(Saved data entries)
▼
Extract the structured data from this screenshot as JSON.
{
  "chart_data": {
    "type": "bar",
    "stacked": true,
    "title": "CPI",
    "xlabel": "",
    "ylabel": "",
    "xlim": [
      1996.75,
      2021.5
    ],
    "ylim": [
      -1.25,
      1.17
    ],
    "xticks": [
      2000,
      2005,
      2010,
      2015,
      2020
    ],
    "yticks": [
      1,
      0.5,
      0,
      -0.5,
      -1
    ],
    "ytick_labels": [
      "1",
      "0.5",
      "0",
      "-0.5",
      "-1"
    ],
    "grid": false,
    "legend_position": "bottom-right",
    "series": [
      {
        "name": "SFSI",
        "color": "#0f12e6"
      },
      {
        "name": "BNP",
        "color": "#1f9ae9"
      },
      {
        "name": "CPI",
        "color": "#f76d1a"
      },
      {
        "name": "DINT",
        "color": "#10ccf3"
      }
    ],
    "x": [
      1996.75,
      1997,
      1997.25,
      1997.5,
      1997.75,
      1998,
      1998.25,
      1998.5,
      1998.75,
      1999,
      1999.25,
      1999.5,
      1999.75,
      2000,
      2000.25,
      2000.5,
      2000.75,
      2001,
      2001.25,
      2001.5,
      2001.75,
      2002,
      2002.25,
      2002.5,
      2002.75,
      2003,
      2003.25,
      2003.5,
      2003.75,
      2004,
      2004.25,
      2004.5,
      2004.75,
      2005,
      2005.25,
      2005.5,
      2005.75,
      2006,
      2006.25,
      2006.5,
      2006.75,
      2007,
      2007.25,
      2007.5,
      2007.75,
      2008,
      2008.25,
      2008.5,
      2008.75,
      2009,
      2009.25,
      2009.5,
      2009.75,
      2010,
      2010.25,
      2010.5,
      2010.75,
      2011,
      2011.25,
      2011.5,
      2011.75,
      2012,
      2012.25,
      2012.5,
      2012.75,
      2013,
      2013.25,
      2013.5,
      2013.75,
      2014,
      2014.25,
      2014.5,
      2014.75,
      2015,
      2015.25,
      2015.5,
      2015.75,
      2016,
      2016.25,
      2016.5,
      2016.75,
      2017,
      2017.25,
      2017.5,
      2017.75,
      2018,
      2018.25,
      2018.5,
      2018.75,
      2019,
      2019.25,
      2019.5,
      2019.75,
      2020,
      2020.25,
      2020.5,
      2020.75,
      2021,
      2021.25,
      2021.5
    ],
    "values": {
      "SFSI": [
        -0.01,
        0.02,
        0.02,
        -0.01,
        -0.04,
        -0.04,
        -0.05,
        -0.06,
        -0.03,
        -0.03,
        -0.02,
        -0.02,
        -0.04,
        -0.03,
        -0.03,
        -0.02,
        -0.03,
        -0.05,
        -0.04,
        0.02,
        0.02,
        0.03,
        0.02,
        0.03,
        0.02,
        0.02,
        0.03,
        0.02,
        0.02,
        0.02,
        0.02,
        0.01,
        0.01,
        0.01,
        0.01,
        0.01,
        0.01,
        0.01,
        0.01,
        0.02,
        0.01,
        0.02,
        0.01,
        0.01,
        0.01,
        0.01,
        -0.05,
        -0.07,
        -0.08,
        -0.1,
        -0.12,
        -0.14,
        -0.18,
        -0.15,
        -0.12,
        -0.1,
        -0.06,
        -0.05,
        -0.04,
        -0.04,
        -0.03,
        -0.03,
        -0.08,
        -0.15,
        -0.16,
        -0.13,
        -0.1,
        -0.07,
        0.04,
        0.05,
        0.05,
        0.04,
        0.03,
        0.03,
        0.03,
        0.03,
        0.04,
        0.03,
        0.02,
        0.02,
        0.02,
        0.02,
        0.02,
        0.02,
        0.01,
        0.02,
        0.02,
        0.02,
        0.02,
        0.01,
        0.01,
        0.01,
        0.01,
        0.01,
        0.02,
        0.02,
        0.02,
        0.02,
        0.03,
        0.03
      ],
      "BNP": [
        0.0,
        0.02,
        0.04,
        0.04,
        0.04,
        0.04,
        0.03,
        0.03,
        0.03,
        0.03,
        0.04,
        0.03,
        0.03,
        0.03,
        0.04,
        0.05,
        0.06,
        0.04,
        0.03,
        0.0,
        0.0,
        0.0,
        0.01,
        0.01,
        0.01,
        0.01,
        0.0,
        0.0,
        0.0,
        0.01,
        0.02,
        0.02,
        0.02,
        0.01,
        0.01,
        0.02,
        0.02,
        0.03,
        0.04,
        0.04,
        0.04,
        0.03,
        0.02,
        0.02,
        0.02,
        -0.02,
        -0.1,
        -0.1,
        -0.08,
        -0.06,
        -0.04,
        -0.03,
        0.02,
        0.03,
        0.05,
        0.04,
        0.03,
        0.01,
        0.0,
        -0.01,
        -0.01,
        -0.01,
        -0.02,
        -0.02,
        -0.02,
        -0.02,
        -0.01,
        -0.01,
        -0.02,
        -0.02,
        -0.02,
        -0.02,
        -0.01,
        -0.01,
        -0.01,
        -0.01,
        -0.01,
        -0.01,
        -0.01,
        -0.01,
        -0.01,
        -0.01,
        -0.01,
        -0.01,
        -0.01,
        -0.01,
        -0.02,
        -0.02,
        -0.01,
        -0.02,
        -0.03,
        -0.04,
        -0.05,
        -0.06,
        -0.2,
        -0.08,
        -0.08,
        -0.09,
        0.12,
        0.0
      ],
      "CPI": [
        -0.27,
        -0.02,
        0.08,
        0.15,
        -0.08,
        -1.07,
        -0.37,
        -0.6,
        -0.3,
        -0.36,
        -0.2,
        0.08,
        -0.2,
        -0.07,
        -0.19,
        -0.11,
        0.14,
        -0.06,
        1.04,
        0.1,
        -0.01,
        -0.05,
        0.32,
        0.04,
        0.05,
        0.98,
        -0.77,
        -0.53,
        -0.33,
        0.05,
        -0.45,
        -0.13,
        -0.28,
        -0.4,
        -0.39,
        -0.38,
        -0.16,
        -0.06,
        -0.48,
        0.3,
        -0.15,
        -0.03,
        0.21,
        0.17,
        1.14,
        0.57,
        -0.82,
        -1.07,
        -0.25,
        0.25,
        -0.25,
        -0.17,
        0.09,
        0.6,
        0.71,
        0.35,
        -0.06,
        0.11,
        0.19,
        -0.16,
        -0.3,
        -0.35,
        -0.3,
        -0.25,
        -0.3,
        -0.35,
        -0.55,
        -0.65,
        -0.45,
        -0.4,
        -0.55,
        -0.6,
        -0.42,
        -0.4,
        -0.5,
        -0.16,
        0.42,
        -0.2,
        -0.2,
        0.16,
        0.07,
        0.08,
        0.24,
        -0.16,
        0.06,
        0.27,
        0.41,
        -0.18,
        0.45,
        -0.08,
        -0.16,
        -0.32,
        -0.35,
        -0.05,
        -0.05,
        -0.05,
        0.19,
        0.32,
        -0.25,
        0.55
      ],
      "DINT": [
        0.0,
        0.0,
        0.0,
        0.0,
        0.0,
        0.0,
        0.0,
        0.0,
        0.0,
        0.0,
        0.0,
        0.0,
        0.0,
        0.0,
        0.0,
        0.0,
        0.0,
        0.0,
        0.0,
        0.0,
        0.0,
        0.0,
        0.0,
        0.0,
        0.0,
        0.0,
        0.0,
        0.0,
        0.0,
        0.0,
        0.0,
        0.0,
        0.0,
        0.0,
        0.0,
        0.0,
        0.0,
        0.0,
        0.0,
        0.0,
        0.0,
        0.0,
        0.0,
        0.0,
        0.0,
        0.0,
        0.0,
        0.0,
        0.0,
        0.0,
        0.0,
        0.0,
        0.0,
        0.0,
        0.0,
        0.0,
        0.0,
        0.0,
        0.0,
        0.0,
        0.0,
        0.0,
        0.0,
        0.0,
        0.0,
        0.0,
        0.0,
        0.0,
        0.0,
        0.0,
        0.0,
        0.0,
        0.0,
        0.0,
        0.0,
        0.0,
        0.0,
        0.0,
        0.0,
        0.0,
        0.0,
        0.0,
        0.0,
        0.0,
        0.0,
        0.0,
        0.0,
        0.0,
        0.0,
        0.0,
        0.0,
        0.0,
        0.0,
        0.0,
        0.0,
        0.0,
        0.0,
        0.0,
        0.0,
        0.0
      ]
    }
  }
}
▲
▶ _Direction_:
Go through the data above and find the lines with the word "color". Copy each of those lines.

▶ _Result of the exercise_:
        "color": "#0f12e6"
        "color": "#1f9ae9"
        "color": "#f76d1a"
        "color": "#10ccf3"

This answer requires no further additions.